# Written exercise
Extract all of the entries and give them again, word for word.

# Data shown
* START *
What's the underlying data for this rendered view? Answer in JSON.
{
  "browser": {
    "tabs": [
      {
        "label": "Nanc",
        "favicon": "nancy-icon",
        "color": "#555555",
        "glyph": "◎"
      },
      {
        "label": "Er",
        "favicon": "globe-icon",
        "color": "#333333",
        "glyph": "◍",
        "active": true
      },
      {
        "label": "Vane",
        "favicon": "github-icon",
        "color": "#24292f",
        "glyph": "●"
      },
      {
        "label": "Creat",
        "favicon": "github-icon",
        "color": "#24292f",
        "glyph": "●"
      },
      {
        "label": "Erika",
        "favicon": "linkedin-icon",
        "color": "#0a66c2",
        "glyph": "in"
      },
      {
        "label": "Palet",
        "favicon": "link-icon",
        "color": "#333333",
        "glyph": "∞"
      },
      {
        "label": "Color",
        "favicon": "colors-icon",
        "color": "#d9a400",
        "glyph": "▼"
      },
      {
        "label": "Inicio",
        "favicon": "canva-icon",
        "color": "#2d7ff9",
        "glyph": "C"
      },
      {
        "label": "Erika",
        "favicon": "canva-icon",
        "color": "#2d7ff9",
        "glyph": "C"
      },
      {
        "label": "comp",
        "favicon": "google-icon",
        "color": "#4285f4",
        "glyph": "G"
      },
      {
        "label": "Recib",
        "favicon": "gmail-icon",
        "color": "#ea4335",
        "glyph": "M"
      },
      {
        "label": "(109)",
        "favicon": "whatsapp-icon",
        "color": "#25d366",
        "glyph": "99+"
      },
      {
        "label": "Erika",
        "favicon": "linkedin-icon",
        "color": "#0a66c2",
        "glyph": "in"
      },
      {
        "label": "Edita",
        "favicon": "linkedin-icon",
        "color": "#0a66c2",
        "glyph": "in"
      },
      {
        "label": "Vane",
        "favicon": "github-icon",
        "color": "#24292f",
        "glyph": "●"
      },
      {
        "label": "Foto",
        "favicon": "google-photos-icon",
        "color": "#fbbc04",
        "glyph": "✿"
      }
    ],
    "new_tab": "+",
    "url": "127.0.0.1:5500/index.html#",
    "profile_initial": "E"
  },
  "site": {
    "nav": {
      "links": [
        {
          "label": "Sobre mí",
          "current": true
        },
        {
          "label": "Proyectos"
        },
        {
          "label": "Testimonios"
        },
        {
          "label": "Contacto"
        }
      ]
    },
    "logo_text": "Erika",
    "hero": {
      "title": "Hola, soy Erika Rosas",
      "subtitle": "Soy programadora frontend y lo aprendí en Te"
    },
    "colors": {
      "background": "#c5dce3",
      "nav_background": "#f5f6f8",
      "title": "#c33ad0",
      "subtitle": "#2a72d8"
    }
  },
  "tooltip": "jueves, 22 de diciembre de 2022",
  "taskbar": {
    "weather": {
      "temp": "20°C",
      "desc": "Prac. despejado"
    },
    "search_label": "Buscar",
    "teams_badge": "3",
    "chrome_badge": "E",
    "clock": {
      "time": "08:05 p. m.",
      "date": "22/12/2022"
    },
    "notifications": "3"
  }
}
* END *
# Output of the task
What's the underlying data for this rendered view? Answer in JSON.
{
  "browser": {
    "tabs": [
      {
        "label": "Nanc",
        "favicon": "nancy-icon",
        "color": "#555555",
        "glyph": "◎"
      },
      {
        "label": "Er",
        "favicon": "globe-icon",
        "color": "#333333",
        "glyph": "◍",
        "active": true
      },
      {
        "label": "Vane",
        "favicon": "github-icon",
        "color": "#24292f",
        "glyph": "●"
      },
      {
        "label": "Creat",
        "favicon": "github-icon",
        "color": "#24292f",
        "glyph": "●"
      },
      {
        "label": "Erika",
        "favicon": "linkedin-icon",
        "color": "#0a66c2",
        "glyph": "in"
      },
      {
        "label": "Palet",
        "favicon": "link-icon",
        "color": "#333333",
        "glyph": "∞"
      },
      {
        "label": "Color",
        "favicon": "colors-icon",
        "color": "#d9a400",
        "glyph": "▼"
      },
      {
        "label": "Inicio",
        "favicon": "canva-icon",
        "color": "#2d7ff9",
        "glyph": "C"
      },
      {
        "label": "Erika",
        "favicon": "canva-icon",
        "color": "#2d7ff9",
        "glyph": "C"
      },
      {
        "label": "comp",
        "favicon": "google-icon",
        "color": "#4285f4",
        "glyph": "G"
      },
      {
        "label": "Recib",
        "favicon": "gmail-icon",
        "color": "#ea4335",
        "glyph": "M"
      },
      {
        "label": "(109)",
        "favicon": "whatsapp-icon",
        "color": "#25d366",
        "glyph": "99+"
      },
      {
        "label": "Erika",
        "favicon": "linkedin-icon",
        "color": "#0a66c2",
        "glyph": "in"
      },
      {
        "label": "Edita",
        "favicon": "linkedin-icon",
        "color": "#0a66c2",
        "glyph": "in"
      },
      {
        "label": "Vane",
        "favicon": "github-icon",
        "color": "#24292f",
        "glyph": "●"
      },
      {
        "label": "Foto",
        "favicon": "google-photos-icon",
        "color": "#fbbc04",
        "glyph": "✿"
      }
    ],
    "new_tab": "+",
    "url": "127.0.0.1:5500/index.html#",
    "profile_initial": "E"
  },
  "site": {
    "nav": {
      "links": [
        {
          "label": "Sobre mí",
          "current": true
        },
        {
          "label": "Proyectos"
        },
        {
          "label": "Testimonios"
        },
        {
          "label": "Contacto"
        }
      ]
    },
    "logo_text": "Erika",
    "hero": {
      "title": "Hola, soy Erika Rosas",
      "subtitle": "Soy programadora frontend y lo aprendí en Te"
    },
    "colors": {
      "background": "#c5dce3",
      "nav_background": "#f5f6f8",
      "title": "#c33ad0",
      "subtitle": "#2a72d8"
    }
  },
  "tooltip": "jueves, 22 de diciembre de 2022",
  "taskbar": {
    "weather": {
      "temp": "20°C",
      "desc": "Prac. despejado"
    },
    "search_label": "Buscar",
    "teams_badge": "3",
    "chrome_badge": "E",
    "clock": {
      "time": "08:05 p. m.",
      "date": "22/12/2022"
    },
    "notifications": "3"
  }
}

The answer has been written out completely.